[WHAT YOU SHOULD DO] Would it be possible to write out each entry below exactly, without the pictures?

++++++++++++++++++++

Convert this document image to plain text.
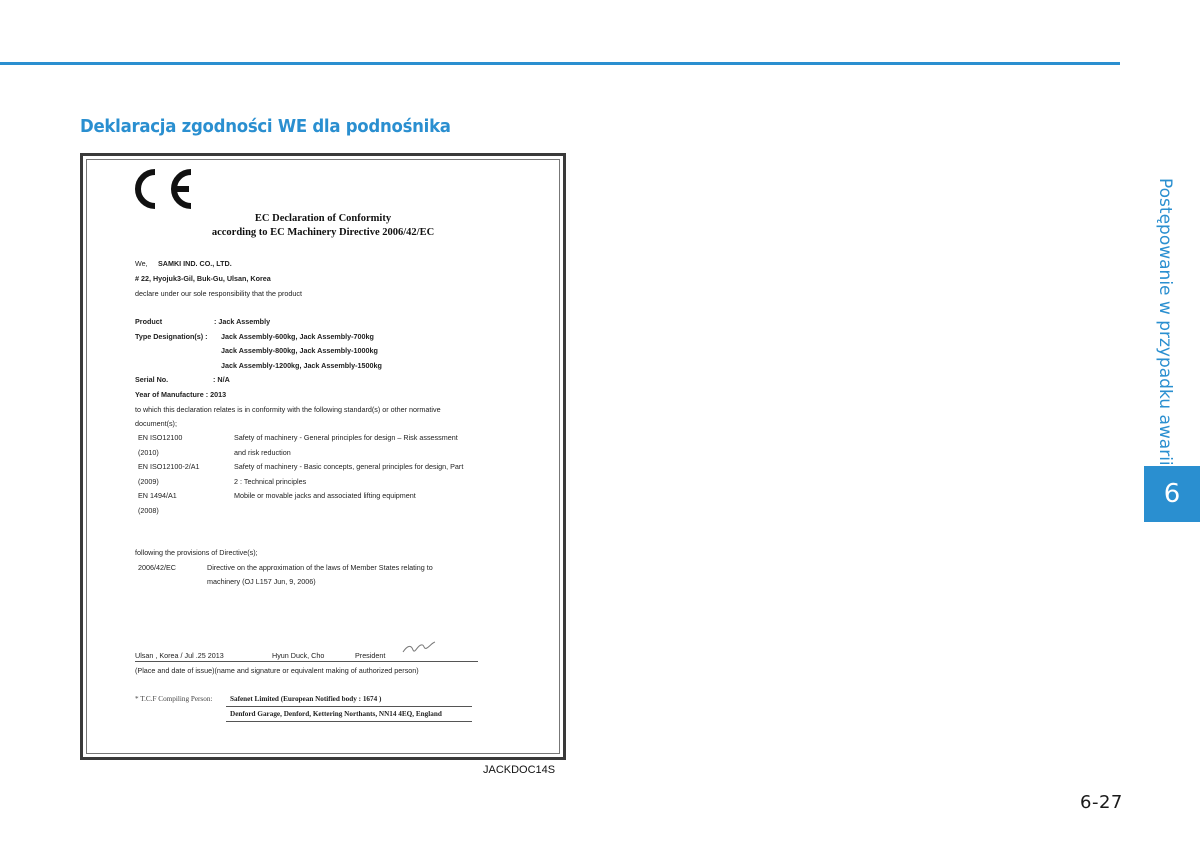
Deklaracja zgodności WE dla podnośnika
Postępowanie w przypadku awarii
6
EC Declaration of Conformity
according to EC Machinery Directive 2006/42/EC
We, SAMKI IND. CO., LTD.
# 22, Hyojuk3-Gil, Buk-Gu, Ulsan, Korea
declare under our sole responsibility that the product
Product	: Jack Assembly
Type Designation(s) : Jack Assembly-600kg, Jack Assembly-700kg
Jack Assembly-800kg, Jack Assembly-1000kg
Jack Assembly-1200kg, Jack Assembly-1500kg
Serial No.	: N/A
Year of Manufacture : 2013
to which this declaration relates is in conformity with the following standard(s) or other normative
document(s);
EN ISO12100	Safety of machinery - General principles for design – Risk assessment
(2010)	and risk reduction
EN ISO12100-2/A1	Safety of machinery - Basic concepts, general principles for design, Part
(2009)	2 : Technical principles
EN 1494/A1	Mobile or movable jacks and associated lifting equipment
(2008)
following the provisions of Directive(s);
2006/42/EC	Directive on the approximation of the laws of Member States relating to
machinery (OJ L157 Jun, 9, 2006)
Ulsan , Korea / Jul .25 2013	Hyun Duck, Cho	President
(Place and date of issue)(name and signature or equivalent making of authorized person)
* T.C.F Compiling Person: Safenet Limited (European Notified body : 1674 )
Denford Garage, Denford, Kettering Northants, NN14 4EQ, England
JACKDOC14S
6-27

++++++++++++++++++++

[TASK ANSWER]
Convert this document image to plain text.
Deklaracja zgodności WE dla podnośnika
Postępowanie w przypadku awarii
6
EC Declaration of Conformity
according to EC Machinery Directive 2006/42/EC
We, SAMKI IND. CO., LTD.
# 22, Hyojuk3-Gil, Buk-Gu, Ulsan, Korea
declare under our sole responsibility that the product
Product	: Jack Assembly
Type Designation(s) : Jack Assembly-600kg, Jack Assembly-700kg
Jack Assembly-800kg, Jack Assembly-1000kg
Jack Assembly-1200kg, Jack Assembly-1500kg
Serial No.	: N/A
Year of Manufacture : 2013
to which this declaration relates is in conformity with the following standard(s) or other normative
document(s);
EN ISO12100	Safety of machinery - General principles for design – Risk assessment
(2010)	and risk reduction
EN ISO12100-2/A1	Safety of machinery - Basic concepts, general principles for design, Part
(2009)	2 : Technical principles
EN 1494/A1	Mobile or movable jacks and associated lifting equipment
(2008)
following the provisions of Directive(s);
2006/42/EC	Directive on the approximation of the laws of Member States relating to
machinery (OJ L157 Jun, 9, 2006)
Ulsan , Korea / Jul .25 2013	Hyun Duck, Cho	President
(Place and date of issue)(name and signature or equivalent making of authorized person)
* T.C.F Compiling Person: Safenet Limited (European Notified body : 1674 )
Denford Garage, Denford, Kettering Northants, NN14 4EQ, England
JACKDOC14S
6-27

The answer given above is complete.